** Begin DATA TO PROCESS **
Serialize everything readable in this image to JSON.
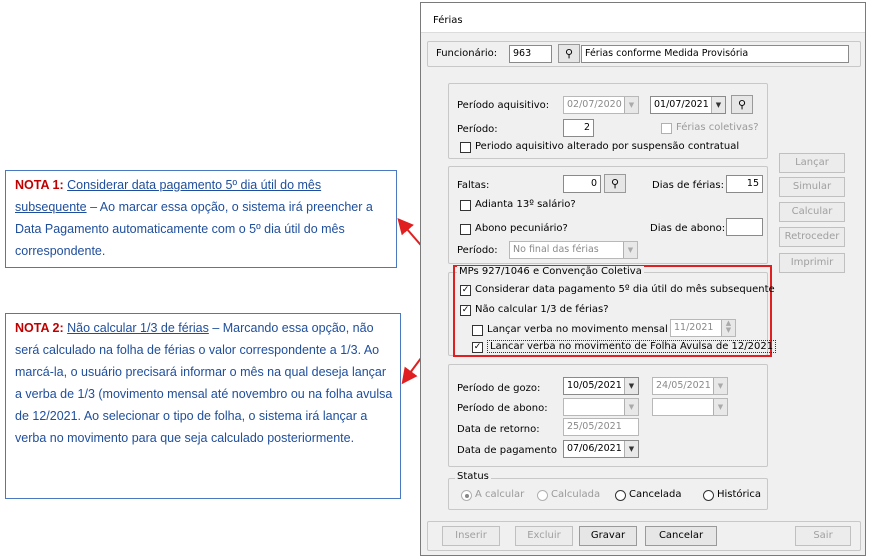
{
  "notes": {
    "note1": {
      "prefix": "NOTA 1:",
      "title": "Considerar data pagamento 5º dia útil do mês subsequente",
      "body": " – Ao marcar essa opção, o sistema irá preencher a Data Pagamento automaticamente com o 5º dia útil do mês correspondente."
    },
    "note2": {
      "prefix": "NOTA 2:",
      "title": "Não calcular 1/3 de férias",
      "body": " – Marcando essa opção, não será calculado na folha de férias o valor correspondente a 1/3. Ao marcá-la, o usuário precisará informar o mês na qual deseja lançar a verba de 1/3 (movimento mensal até novembro ou na folha avulsa de 12/2021. Ao selecionar o tipo de folha, o sistema irá lançar a verba no movimento para que seja calculado posteriormente."
    }
  },
  "window": {
    "title": "Férias"
  },
  "funcionario": {
    "label": "Funcionário:",
    "code": "963",
    "name": "Férias conforme Medida Provisória"
  },
  "periodo_aquisitivo": {
    "label": "Período aquisitivo:",
    "start": "02/07/2020",
    "end": "01/07/2021",
    "periodo_label": "Período:",
    "periodo_value": "2",
    "ferias_coletivas": "Férias coletivas?",
    "alterado_label": "Periodo aquisitivo alterado por suspensão contratual"
  },
  "faltas": {
    "label": "Faltas:",
    "value": "0",
    "dias_ferias_label": "Dias de férias:",
    "dias_ferias_value": "15",
    "adianta_label": "Adianta 13º salário?",
    "abono_label": "Abono pecuniário?",
    "dias_abono_label": "Dias de abono:",
    "dias_abono_value": "",
    "periodo_label": "Período:",
    "periodo_value": "No final das férias"
  },
  "mps": {
    "legend": "MPs 927/1046 e Convenção Coletiva",
    "considerar_label": "Considerar data pagamento 5º dia útil do mês subsequente",
    "nao_calcular_label": "Não calcular 1/3 de férias?",
    "lancar_mensal_label": "Lançar verba  no movimento mensal :",
    "lancar_mensal_value": "11/2021",
    "lancar_avulsa_label": "Lancar verba no movimento de Folha Avulsa de 12/2021"
  },
  "gozo": {
    "periodo_gozo_label": "Período de gozo:",
    "gozo_start": "10/05/2021",
    "gozo_end": "24/05/2021",
    "periodo_abono_label": "Período de abono:",
    "retorno_label": "Data de retorno:",
    "retorno_value": "25/05/2021",
    "pagamento_label": "Data de pagamento",
    "pagamento_value": "07/06/2021"
  },
  "status": {
    "legend": "Status",
    "options": [
      "A calcular",
      "Calculada",
      "Cancelada",
      "Histórica"
    ]
  },
  "side_buttons": [
    "Lançar",
    "Simular",
    "Calcular",
    "Retroceder",
    "Imprimir"
  ],
  "bottom_buttons": {
    "inserir": "Inserir",
    "excluir": "Excluir",
    "gravar": "Gravar",
    "cancelar": "Cancelar",
    "sair": "Sair"
  },
  "icons": {
    "binoculars": "binoculars-icon",
    "dropdown": "chevron-down-icon",
    "spinner": "spinner-icon"
  },
  "colors": {
    "annotation_border": "#e02020",
    "note_text": "#1f4e9c",
    "note_prefix": "#c00000"
  }
}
** End DATA TO PROCESS **
_WRITTEN TASK_
Without including any pictures, output all the entries above exactly.

_FULL RESPONSE_
Serialize everything readable in this image to JSON.
{
  "notes": {
    "note1": {
      "prefix": "NOTA 1:",
      "title": "Considerar data pagamento 5º dia útil do mês subsequente",
      "body": " – Ao marcar essa opção, o sistema irá preencher a Data Pagamento automaticamente com o 5º dia útil do mês correspondente."
    },
    "note2": {
      "prefix": "NOTA 2:",
      "title": "Não calcular 1/3 de férias",
      "body": " – Marcando essa opção, não será calculado na folha de férias o valor correspondente a 1/3. Ao marcá-la, o usuário precisará informar o mês na qual deseja lançar a verba de 1/3 (movimento mensal até novembro ou na folha avulsa de 12/2021. Ao selecionar o tipo de folha, o sistema irá lançar a verba no movimento para que seja calculado posteriormente."
    }
  },
  "window": {
    "title": "Férias"
  },
  "funcionario": {
    "label": "Funcionário:",
    "code": "963",
    "name": "Férias conforme Medida Provisória"
  },
  "periodo_aquisitivo": {
    "label": "Período aquisitivo:",
    "start": "02/07/2020",
    "end": "01/07/2021",
    "periodo_label": "Período:",
    "periodo_value": "2",
    "ferias_coletivas": "Férias coletivas?",
    "alterado_label": "Periodo aquisitivo alterado por suspensão contratual"
  },
  "faltas": {
    "label": "Faltas:",
    "value": "0",
    "dias_ferias_label": "Dias de férias:",
    "dias_ferias_value": "15",
    "adianta_label": "Adianta 13º salário?",
    "abono_label": "Abono pecuniário?",
    "dias_abono_label": "Dias de abono:",
    "dias_abono_value": "",
    "periodo_label": "Período:",
    "periodo_value": "No final das férias"
  },
  "mps": {
    "legend": "MPs 927/1046 e Convenção Coletiva",
    "considerar_label": "Considerar data pagamento 5º dia útil do mês subsequente",
    "nao_calcular_label": "Não calcular 1/3 de férias?",
    "lancar_mensal_label": "Lançar verba  no movimento mensal :",
    "lancar_mensal_value": "11/2021",
    "lancar_avulsa_label": "Lancar verba no movimento de Folha Avulsa de 12/2021"
  },
  "gozo": {
    "periodo_gozo_label": "Período de gozo:",
    "gozo_start": "10/05/2021",
    "gozo_end": "24/05/2021",
    "periodo_abono_label": "Período de abono:",
    "retorno_label": "Data de retorno:",
    "retorno_value": "25/05/2021",
    "pagamento_label": "Data de pagamento",
    "pagamento_value": "07/06/2021"
  },
  "status": {
    "legend": "Status",
    "options": [
      "A calcular",
      "Calculada",
      "Cancelada",
      "Histórica"
    ]
  },
  "side_buttons": [
    "Lançar",
    "Simular",
    "Calcular",
    "Retroceder",
    "Imprimir"
  ],
  "bottom_buttons": {
    "inserir": "Inserir",
    "excluir": "Excluir",
    "gravar": "Gravar",
    "cancelar": "Cancelar",
    "sair": "Sair"
  },
  "icons": {
    "binoculars": "binoculars-icon",
    "dropdown": "chevron-down-icon",
    "spinner": "spinner-icon"
  },
  "colors": {
    "annotation_border": "#e02020",
    "note_text": "#1f4e9c",
    "note_prefix": "#c00000"
  }
}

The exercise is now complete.